February 9, 2009

Oh, Glenn Loury is not allowed to say that.

"We're not a group, African Americans... We're not a people."



Click through to continue the diavlog.

23 comments:

Host with the Most said...

WOW!

Looking forward o where this discussion leads in the next 6 months.

WHOA!

traditionalguy said...

He has a point. The "blacks" were the formerly enslaved immigrants. The people themselves really came out of many tribal heritages, intermixed with many northern Euopeans, and with American Indians, and with Mediterannean peoples. So no more slavery point- of- view is allowed for whites and now not for darker shades of skin either. Red and yellow, black and white they're all just rqual children in God's sight. So where's my affirmative Action? I'm about 40 years behind in professor Loury's game.

blake said...

Loury is always interesting.

Meade said...

"We're not a group, African Americans... We're not a people."

[Direction]: Carry on the comment thread about Glenn Loury's remark from the point where it stops.

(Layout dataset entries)
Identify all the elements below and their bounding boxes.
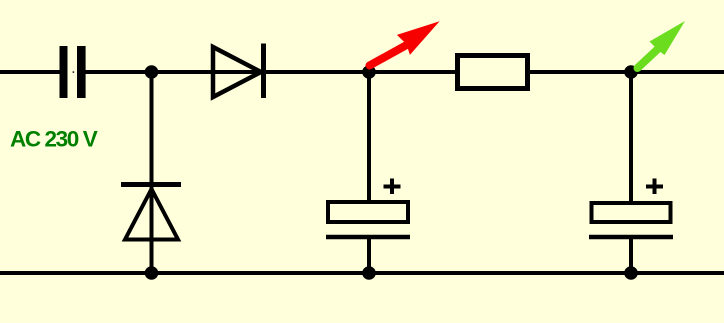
probe arrow green (output, regulated) — [638, 21, 686, 68]
wire top net: left segment to C1 — [0, 70, 60, 74]
capacitor C3 top plate — [592, 203, 671, 222]
resistor R1 — [458, 56, 528, 89]
capacitor C2 top plate — [328, 202, 408, 222]
wire top net: R1 to right edge — [530, 70, 724, 74]
diode D2 (vertical) cathode bar — [121, 182, 181, 187]
junction node bottom-left — [145, 266, 159, 280]
wire vertical C3 bottom lead — [629, 237, 633, 273]
capacitor C2 bottom plate — [326, 235, 410, 240]
junction node top-right — [624, 65, 638, 79]
diode D1 (horizontal) triangle — [213, 47, 261, 97]
svg-text:AC 230 V: AC 230 V — [10, 127, 98, 152]
wire vertical through D2 — [150, 72, 154, 273]
junction node top-left — [145, 65, 159, 79]
wire vertical C2 top lead — [367, 72, 371, 202]
diode D1 cathode bar — [261, 44, 266, 99]
wire bottom net — [0, 271, 724, 275]
wire top net: C1 to resistor R1 — [85, 70, 455, 74]
capacitor C1 (series, left plate) — [60, 46, 68, 98]
capacitor C2 plus sign — [384, 179, 401, 195]
junction node top-middle — [362, 65, 376, 79]
capacitor C3 plus sign — [646, 179, 663, 195]
junction node bottom-middle — [362, 266, 376, 280]
junction node bottom-right — [624, 266, 638, 280]
wire vertical C3 top lead — [629, 72, 633, 202]
wire vertical C2 bottom lead — [367, 237, 371, 273]
capacitor C3 bottom plate — [589, 235, 673, 240]
capacitor C1 (series, right plate) — [77, 46, 86, 98]
diode D2 triangle — [125, 189, 178, 240]
probe arrow red (input, unregulated) — [370, 21, 440, 65]
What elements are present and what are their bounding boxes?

[Response]:
We [a] People of the United States, in Order to form a more perfect Union, establish Justice, insure domestic Tranquility, provide for the common defence, promote the general Welfare, and secure the Blessings of Liberty to ourselves and our Posterity, do ordain and establish this Constitution for the United States of America.

It doesn't quite pop the same way.

SteveR said...

However they are defined, they vote about 90% democratic. No doubt, Mr. Emmanuel will combine his old job with his new one and make sure the census ensures a few more squiggly shape districts.

Of course, not wanting to cast any doubt on the process, such as I have attempted to do, I'm sure Mr. Post Racial will abandon that idea.

Holding my breath.. starting now...

*gasp*

vnjagvet said...

I was really intrigued by this conversation. These guys are terrifically entertaining and balanced. I would love to be in their classes.

Meade said...

Funny you should say that, vnjayvet. I came away thinking just the opposite.

I used to find them interesting but now I find them both boring. Especially after that last BHd's with Althouse where Glenn Loury just seemed to be sort of stuck on stupid. Not saying I could do any better myself -- most people come off seeming a little dull and lackluster next to her.

Pogo said...

Oh, Loury can most definitely say that.

Not a white guy though.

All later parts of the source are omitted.